◆ AVAILABLE RECORDS ◆
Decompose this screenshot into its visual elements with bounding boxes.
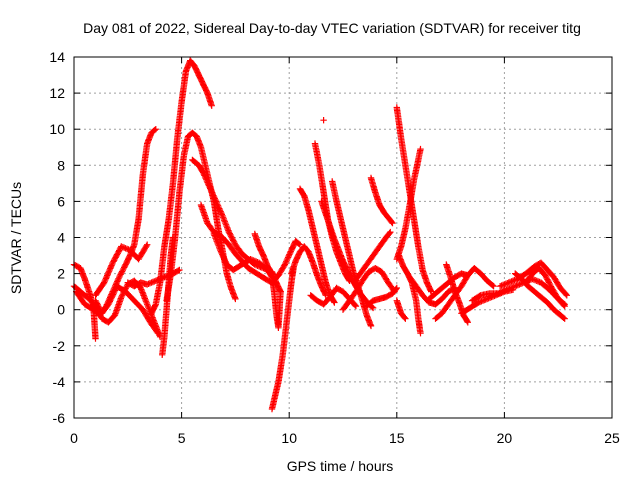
y-tick-label: 0 — [57, 302, 65, 318]
data-point-markers — [350, 228, 394, 286]
data-point-markers — [307, 284, 360, 310]
x-tick-label: 5 — [178, 430, 186, 446]
series-arc38 — [522, 265, 568, 310]
data-point-markers — [393, 297, 409, 322]
y-tick-label: 8 — [57, 157, 65, 173]
series-arc28 — [393, 297, 409, 322]
series-arc5 — [92, 283, 162, 337]
data-point-markers — [393, 145, 424, 263]
y-tick-label: 6 — [57, 193, 65, 209]
series-arc12 — [210, 230, 284, 331]
x-tick-label: 15 — [389, 430, 405, 446]
series-arc26 — [393, 104, 435, 295]
data-point-markers — [406, 274, 459, 308]
y-tick-label: -2 — [53, 338, 66, 354]
series-arc18 — [320, 117, 327, 124]
x-tick-label: 20 — [497, 430, 513, 446]
data-point-markers — [268, 265, 297, 413]
y-tick-label: -6 — [53, 410, 66, 426]
x-axis-title: GPS time / hours — [287, 458, 394, 474]
series-arc13 — [251, 230, 276, 277]
series-arc16 — [296, 185, 338, 306]
data-point-markers — [251, 230, 276, 277]
data-point-markers — [339, 265, 398, 313]
data-point-markers — [288, 243, 329, 299]
x-tick-label: 0 — [70, 430, 78, 446]
series-arc27 — [393, 145, 424, 263]
data-point-markers — [363, 284, 400, 310]
y-tick-label: 2 — [57, 266, 65, 282]
y-tick-label: 14 — [49, 49, 65, 65]
y-tick-label: 12 — [49, 85, 65, 101]
data-point-markers — [296, 185, 338, 306]
chart-title: Day 081 of 2022, Sidereal Day-to-day VTE… — [83, 20, 581, 36]
data-point-markers — [92, 241, 151, 299]
series-arc24 — [367, 174, 396, 227]
series-arc25 — [363, 284, 400, 310]
data-point-markers — [92, 283, 162, 337]
series-arc22 — [339, 265, 398, 313]
axis-ticks — [73, 56, 613, 419]
series-arc14 — [268, 265, 297, 413]
data-point-markers — [148, 57, 215, 317]
series-arc7 — [148, 57, 215, 317]
series-arc15 — [288, 243, 329, 299]
y-tick-label: -4 — [53, 374, 66, 390]
x-tick-label: 25 — [604, 430, 620, 446]
y-tick-label: 4 — [57, 230, 65, 246]
x-tick-labels: 0 5 10 15 20 25 — [70, 430, 620, 446]
y-tick-labels: -6 -4 -2 0 2 4 6 8 10 12 14 — [49, 49, 65, 426]
x-tick-label: 10 — [281, 430, 297, 446]
data-point-markers — [210, 230, 284, 331]
data-point-markers — [522, 265, 568, 310]
data-point-markers — [393, 104, 435, 295]
data-point-markers — [320, 117, 327, 124]
y-tick-label: 10 — [49, 121, 65, 137]
y-axis-title: SDTVAR / TECUs — [8, 182, 24, 294]
series-arc30 — [406, 274, 459, 308]
data-point-markers — [367, 174, 396, 227]
series-arc23 — [350, 228, 394, 286]
series-arc21 — [307, 284, 360, 310]
series-arc4 — [92, 241, 151, 299]
data-points — [70, 57, 570, 413]
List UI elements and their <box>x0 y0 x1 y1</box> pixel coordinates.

◆ STATED GOAL ◆
Copy every line of the records above word for word, leaving out the pictures.

◆ SOLUTION FOR THIS TASK ◆
Decompose this screenshot into its visual elements with bounding boxes.
y-tick-label: 0 — [57, 302, 65, 318]
data-point-markers — [350, 228, 394, 286]
data-point-markers — [307, 284, 360, 310]
x-tick-label: 5 — [178, 430, 186, 446]
series-arc38 — [522, 265, 568, 310]
data-point-markers — [393, 297, 409, 322]
y-tick-label: 8 — [57, 157, 65, 173]
series-arc28 — [393, 297, 409, 322]
series-arc5 — [92, 283, 162, 337]
data-point-markers — [393, 145, 424, 263]
y-tick-label: 6 — [57, 193, 65, 209]
series-arc12 — [210, 230, 284, 331]
x-tick-label: 15 — [389, 430, 405, 446]
series-arc26 — [393, 104, 435, 295]
data-point-markers — [406, 274, 459, 308]
y-tick-label: -2 — [53, 338, 66, 354]
series-arc18 — [320, 117, 327, 124]
x-tick-label: 20 — [497, 430, 513, 446]
data-point-markers — [268, 265, 297, 413]
y-tick-label: -6 — [53, 410, 66, 426]
x-axis-title: GPS time / hours — [287, 458, 394, 474]
series-arc13 — [251, 230, 276, 277]
series-arc16 — [296, 185, 338, 306]
data-point-markers — [251, 230, 276, 277]
data-point-markers — [339, 265, 398, 313]
data-point-markers — [288, 243, 329, 299]
x-tick-label: 0 — [70, 430, 78, 446]
series-arc27 — [393, 145, 424, 263]
data-point-markers — [363, 284, 400, 310]
y-tick-label: 2 — [57, 266, 65, 282]
y-tick-label: 14 — [49, 49, 65, 65]
y-tick-label: 12 — [49, 85, 65, 101]
data-point-markers — [296, 185, 338, 306]
chart-title: Day 081 of 2022, Sidereal Day-to-day VTE… — [83, 20, 581, 36]
data-point-markers — [92, 241, 151, 299]
series-arc24 — [367, 174, 396, 227]
series-arc25 — [363, 284, 400, 310]
data-point-markers — [92, 283, 162, 337]
series-arc22 — [339, 265, 398, 313]
axis-ticks — [73, 56, 613, 419]
series-arc14 — [268, 265, 297, 413]
data-point-markers — [148, 57, 215, 317]
series-arc7 — [148, 57, 215, 317]
series-arc15 — [288, 243, 329, 299]
y-tick-label: -4 — [53, 374, 66, 390]
x-tick-label: 25 — [604, 430, 620, 446]
y-tick-label: 4 — [57, 230, 65, 246]
x-tick-labels: 0 5 10 15 20 25 — [70, 430, 620, 446]
y-tick-labels: -6 -4 -2 0 2 4 6 8 10 12 14 — [49, 49, 65, 426]
x-tick-label: 10 — [281, 430, 297, 446]
data-point-markers — [210, 230, 284, 331]
data-point-markers — [522, 265, 568, 310]
data-point-markers — [393, 104, 435, 295]
data-point-markers — [320, 117, 327, 124]
y-tick-label: 10 — [49, 121, 65, 137]
y-axis-title: SDTVAR / TECUs — [8, 182, 24, 294]
series-arc30 — [406, 274, 459, 308]
data-point-markers — [367, 174, 396, 227]
series-arc23 — [350, 228, 394, 286]
series-arc21 — [307, 284, 360, 310]
series-arc4 — [92, 241, 151, 299]
data-points — [70, 57, 570, 413]
List UI elements and their <box>x0 y0 x1 y1</box> pixel coordinates.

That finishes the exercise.